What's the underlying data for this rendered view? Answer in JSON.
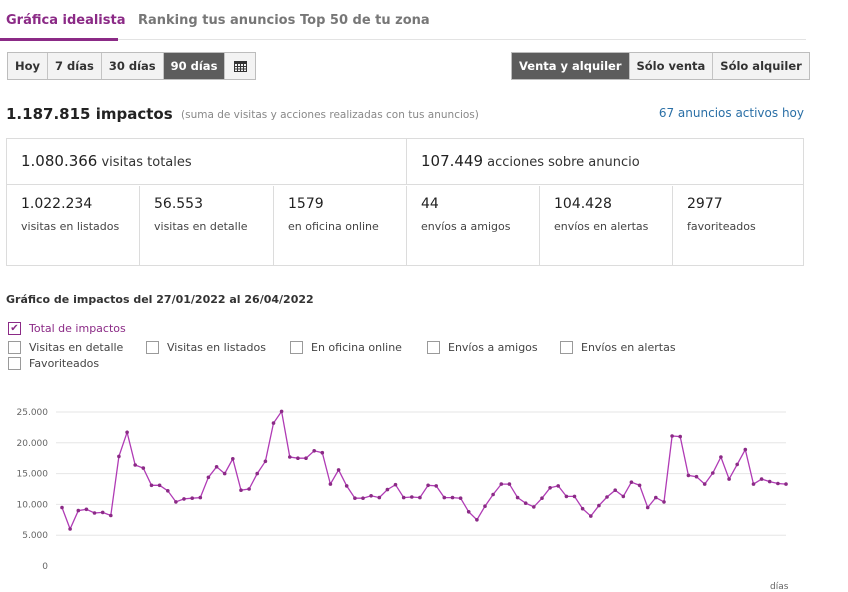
{
  "tabs": [
    {
      "label": "Gráfica idealista",
      "active": true
    },
    {
      "label": "Ranking tus anuncios",
      "active": false
    },
    {
      "label": "Top 50 de tu zona",
      "active": false
    }
  ],
  "period_buttons": [
    {
      "label": "Hoy",
      "active": false
    },
    {
      "label": "7 días",
      "active": false
    },
    {
      "label": "30 días",
      "active": false
    },
    {
      "label": "90 días",
      "active": true
    }
  ],
  "calendar_icon": "calendar-icon",
  "type_buttons": [
    {
      "label": "Venta y alquiler",
      "active": true
    },
    {
      "label": "Sólo venta",
      "active": false
    },
    {
      "label": "Sólo alquiler",
      "active": false
    }
  ],
  "summary": {
    "impacts_value": "1.187.815",
    "impacts_label": "impactos",
    "impacts_note": "(suma de visitas y acciones realizadas con tus anuncios)",
    "active_ads": "67 anuncios activos hoy"
  },
  "stats": {
    "visits_total": {
      "value": "1.080.366",
      "label": "visitas totales"
    },
    "actions_total": {
      "value": "107.449",
      "label": "acciones sobre anuncio"
    },
    "breakdown": [
      {
        "value": "1.022.234",
        "label": "visitas en listados"
      },
      {
        "value": "56.553",
        "label": "visitas en detalle"
      },
      {
        "value": "1579",
        "label": "en oficina online"
      },
      {
        "value": "44",
        "label": "envíos a amigos"
      },
      {
        "value": "104.428",
        "label": "envíos en alertas"
      },
      {
        "value": "2977",
        "label": "favoriteados"
      }
    ]
  },
  "chart_section": {
    "title": "Gráfico de impactos del 27/01/2022 al 26/04/2022",
    "checkboxes": [
      {
        "label": "Total de impactos",
        "checked": true
      },
      {
        "label": "Visitas en detalle",
        "checked": false
      },
      {
        "label": "Visitas en listados",
        "checked": false
      },
      {
        "label": "En oficina online",
        "checked": false
      },
      {
        "label": "Envíos a amigos",
        "checked": false
      },
      {
        "label": "Envíos en alertas",
        "checked": false
      },
      {
        "label": "Favoriteados",
        "checked": false
      }
    ]
  },
  "colors": {
    "accent": "#8b2a86",
    "line": "#b03bb5",
    "link": "#2a6fa6"
  },
  "chart_data": {
    "type": "line",
    "xlabel": "días",
    "ylabel": "",
    "ylim": [
      0,
      25000
    ],
    "yticks": [
      0,
      5000,
      10000,
      15000,
      20000,
      25000
    ],
    "ytick_labels": [
      "0",
      "5.000",
      "10.000",
      "15.000",
      "20.000",
      "25.000"
    ],
    "grid": true,
    "series": [
      {
        "name": "Total de impactos",
        "values": [
          9500,
          6000,
          9000,
          9200,
          8600,
          8700,
          8200,
          17800,
          21700,
          16400,
          15900,
          13100,
          13100,
          12200,
          10400,
          10900,
          11000,
          11100,
          14400,
          16100,
          15000,
          17400,
          12300,
          12500,
          15000,
          17000,
          23200,
          25100,
          17700,
          17500,
          17500,
          18700,
          18400,
          13300,
          15600,
          13000,
          11000,
          11000,
          11400,
          11100,
          12400,
          13200,
          11100,
          11200,
          11100,
          13100,
          13000,
          11100,
          11100,
          11000,
          8800,
          7500,
          9700,
          11600,
          13300,
          13300,
          11100,
          10200,
          9600,
          11000,
          12700,
          13000,
          11300,
          11300,
          9300,
          8100,
          9800,
          11200,
          12300,
          11300,
          13600,
          13100,
          9500,
          11100,
          10400,
          21100,
          21000,
          14700,
          14500,
          13300,
          15100,
          17700,
          14100,
          16500,
          18900,
          13300,
          14100,
          13700,
          13400,
          13300
        ]
      }
    ]
  }
}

_What you need to do_: Filter the listing above by the word "oficina"; copy each line that passes.

_Response to the task_:
        "label": "en oficina online"
        "label": "En oficina online",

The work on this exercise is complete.